(Items listed in a dataset)
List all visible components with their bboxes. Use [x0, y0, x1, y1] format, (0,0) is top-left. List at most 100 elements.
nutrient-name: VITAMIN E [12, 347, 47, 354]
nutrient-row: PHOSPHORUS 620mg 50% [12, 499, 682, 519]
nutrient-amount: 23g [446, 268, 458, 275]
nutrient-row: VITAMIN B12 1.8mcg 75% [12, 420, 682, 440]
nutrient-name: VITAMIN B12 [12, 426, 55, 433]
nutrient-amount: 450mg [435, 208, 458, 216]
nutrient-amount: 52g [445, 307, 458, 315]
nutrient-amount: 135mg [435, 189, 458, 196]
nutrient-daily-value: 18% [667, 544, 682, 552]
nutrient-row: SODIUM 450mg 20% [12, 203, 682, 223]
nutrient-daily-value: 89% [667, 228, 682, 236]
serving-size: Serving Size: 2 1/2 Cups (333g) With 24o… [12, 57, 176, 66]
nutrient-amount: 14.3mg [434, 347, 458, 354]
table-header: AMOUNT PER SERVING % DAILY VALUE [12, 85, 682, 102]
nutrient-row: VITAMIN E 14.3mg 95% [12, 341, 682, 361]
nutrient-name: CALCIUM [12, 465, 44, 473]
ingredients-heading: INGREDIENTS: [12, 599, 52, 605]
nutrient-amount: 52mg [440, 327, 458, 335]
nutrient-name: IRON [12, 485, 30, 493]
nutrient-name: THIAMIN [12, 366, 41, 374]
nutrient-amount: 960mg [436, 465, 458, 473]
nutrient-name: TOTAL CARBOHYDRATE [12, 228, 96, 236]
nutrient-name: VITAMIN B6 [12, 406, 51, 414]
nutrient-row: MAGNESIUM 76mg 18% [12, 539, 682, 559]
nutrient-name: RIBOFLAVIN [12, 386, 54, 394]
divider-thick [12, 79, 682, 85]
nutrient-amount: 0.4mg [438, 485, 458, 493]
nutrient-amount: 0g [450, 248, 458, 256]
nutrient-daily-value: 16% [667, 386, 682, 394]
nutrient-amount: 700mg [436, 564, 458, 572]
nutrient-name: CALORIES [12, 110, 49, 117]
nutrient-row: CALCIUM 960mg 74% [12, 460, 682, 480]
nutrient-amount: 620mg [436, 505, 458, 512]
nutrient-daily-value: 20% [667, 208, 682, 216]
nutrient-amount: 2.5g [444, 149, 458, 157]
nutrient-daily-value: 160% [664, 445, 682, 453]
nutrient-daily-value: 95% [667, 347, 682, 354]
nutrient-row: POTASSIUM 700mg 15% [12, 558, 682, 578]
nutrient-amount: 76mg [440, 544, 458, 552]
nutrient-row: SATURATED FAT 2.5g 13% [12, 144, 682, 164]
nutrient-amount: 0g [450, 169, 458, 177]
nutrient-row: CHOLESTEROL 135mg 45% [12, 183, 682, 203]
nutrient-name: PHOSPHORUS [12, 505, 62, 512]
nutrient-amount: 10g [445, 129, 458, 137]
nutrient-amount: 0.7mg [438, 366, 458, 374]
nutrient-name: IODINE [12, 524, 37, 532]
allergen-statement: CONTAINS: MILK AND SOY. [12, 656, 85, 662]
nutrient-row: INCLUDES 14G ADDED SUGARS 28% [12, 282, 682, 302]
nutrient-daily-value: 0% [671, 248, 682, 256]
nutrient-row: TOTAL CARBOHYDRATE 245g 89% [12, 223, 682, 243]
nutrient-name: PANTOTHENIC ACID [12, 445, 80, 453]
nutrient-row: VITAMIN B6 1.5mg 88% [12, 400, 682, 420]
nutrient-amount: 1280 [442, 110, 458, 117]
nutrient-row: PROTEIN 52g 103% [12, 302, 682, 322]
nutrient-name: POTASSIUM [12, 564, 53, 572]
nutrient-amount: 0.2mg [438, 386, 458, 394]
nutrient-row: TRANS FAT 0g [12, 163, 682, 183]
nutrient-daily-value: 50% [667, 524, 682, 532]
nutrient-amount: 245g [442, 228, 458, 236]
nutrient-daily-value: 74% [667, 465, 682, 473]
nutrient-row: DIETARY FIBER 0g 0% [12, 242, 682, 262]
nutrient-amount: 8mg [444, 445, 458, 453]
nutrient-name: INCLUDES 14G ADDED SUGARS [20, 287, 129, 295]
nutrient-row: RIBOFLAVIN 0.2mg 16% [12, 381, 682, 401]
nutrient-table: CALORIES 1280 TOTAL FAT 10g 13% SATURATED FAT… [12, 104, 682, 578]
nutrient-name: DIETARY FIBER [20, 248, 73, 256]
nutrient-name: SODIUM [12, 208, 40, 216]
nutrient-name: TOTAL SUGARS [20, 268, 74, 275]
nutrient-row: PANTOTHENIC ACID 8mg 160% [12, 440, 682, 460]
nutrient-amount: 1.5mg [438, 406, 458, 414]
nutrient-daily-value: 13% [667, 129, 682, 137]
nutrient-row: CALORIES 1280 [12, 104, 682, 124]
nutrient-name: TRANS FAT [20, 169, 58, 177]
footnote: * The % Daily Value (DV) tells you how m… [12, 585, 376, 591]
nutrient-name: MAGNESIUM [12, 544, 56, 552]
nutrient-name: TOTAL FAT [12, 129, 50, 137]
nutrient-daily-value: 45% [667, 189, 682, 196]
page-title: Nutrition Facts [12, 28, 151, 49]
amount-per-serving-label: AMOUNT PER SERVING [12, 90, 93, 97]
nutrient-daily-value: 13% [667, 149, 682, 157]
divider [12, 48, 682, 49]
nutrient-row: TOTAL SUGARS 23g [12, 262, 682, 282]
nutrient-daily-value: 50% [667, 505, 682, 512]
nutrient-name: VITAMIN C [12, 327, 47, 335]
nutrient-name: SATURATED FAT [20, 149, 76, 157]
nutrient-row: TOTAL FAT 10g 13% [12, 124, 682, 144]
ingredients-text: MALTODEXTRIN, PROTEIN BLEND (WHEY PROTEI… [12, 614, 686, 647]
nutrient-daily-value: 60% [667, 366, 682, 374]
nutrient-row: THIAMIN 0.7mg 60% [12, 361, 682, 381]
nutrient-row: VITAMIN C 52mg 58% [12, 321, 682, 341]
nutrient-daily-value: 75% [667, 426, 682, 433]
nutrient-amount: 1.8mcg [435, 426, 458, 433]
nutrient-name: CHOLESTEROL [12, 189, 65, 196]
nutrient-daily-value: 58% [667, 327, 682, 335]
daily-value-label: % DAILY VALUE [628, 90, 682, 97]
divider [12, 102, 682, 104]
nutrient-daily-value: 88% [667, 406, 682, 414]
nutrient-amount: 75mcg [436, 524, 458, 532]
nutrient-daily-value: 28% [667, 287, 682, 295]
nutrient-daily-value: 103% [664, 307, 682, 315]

§ **ABOUT THIS TASK**
Copy each line above that contains the word "PANTOTHENIC".

§ **EXERCISE SOLUTION**
nutrient-name: PANTOTHENIC ACID [12, 445, 80, 453]
nutrient-row: PANTOTHENIC ACID 8mg 160% [12, 440, 682, 460]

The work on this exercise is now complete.